:: Entries with figure data ::
━━━━━━━━━━━━━━━━
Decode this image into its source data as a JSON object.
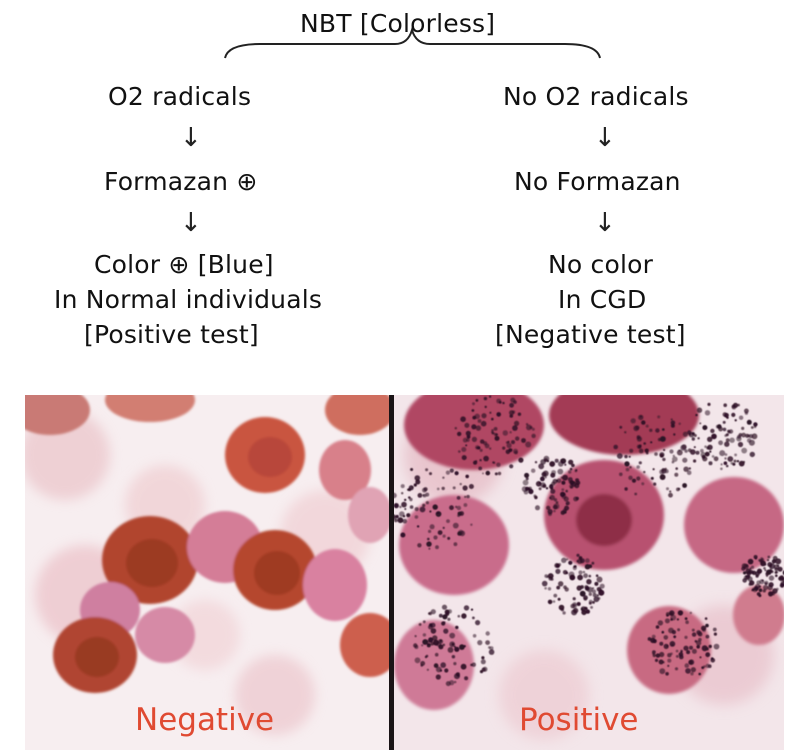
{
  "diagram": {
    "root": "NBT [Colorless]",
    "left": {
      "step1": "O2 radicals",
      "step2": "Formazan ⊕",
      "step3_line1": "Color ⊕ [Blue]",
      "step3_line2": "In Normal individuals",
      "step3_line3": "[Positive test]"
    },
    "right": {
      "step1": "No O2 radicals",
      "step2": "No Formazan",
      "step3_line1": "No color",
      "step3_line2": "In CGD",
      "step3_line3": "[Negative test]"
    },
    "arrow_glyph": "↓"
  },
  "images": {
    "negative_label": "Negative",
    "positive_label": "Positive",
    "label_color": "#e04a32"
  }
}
━━━━━━━━━━━━━━━━
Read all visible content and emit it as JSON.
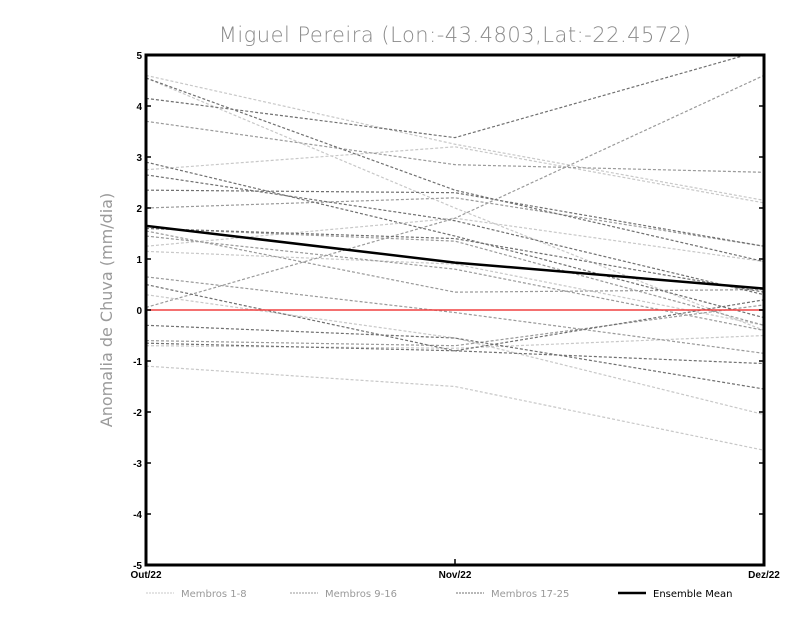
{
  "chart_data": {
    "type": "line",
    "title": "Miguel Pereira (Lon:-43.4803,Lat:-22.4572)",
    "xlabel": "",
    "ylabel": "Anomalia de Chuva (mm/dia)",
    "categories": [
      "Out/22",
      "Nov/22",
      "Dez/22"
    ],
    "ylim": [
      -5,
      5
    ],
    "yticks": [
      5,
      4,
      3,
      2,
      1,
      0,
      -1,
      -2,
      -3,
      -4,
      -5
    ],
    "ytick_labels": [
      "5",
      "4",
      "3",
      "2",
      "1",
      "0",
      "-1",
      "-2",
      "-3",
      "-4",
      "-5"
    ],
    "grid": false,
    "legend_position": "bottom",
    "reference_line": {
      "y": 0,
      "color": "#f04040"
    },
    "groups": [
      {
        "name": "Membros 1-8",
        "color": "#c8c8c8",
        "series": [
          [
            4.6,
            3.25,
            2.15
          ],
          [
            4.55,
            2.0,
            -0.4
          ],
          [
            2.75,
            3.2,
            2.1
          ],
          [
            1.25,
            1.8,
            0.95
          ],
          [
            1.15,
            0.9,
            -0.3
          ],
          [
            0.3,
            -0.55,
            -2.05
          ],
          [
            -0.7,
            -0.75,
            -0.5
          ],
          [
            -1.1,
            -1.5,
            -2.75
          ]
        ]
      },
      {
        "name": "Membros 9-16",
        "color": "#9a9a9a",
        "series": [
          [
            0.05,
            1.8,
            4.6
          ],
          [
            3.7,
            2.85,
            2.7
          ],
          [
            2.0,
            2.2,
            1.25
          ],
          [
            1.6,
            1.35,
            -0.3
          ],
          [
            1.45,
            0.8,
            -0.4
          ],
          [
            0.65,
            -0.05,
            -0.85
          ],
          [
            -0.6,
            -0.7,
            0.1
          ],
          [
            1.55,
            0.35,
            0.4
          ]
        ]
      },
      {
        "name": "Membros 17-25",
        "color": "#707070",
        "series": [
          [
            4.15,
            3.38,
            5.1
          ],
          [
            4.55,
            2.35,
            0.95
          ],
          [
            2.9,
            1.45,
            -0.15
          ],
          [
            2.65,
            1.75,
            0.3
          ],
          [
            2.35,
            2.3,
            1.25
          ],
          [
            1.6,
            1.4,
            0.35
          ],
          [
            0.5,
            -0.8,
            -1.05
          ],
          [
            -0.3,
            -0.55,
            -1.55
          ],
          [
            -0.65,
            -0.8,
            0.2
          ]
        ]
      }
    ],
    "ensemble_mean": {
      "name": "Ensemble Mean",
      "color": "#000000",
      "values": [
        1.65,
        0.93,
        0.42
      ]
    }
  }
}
━━━━━━━━━━━━━━━━
:: Exercise goal ::
Report how many lines in the records hold the word "radicals", giving the number and nothing else.

:: Reply to the task ::
2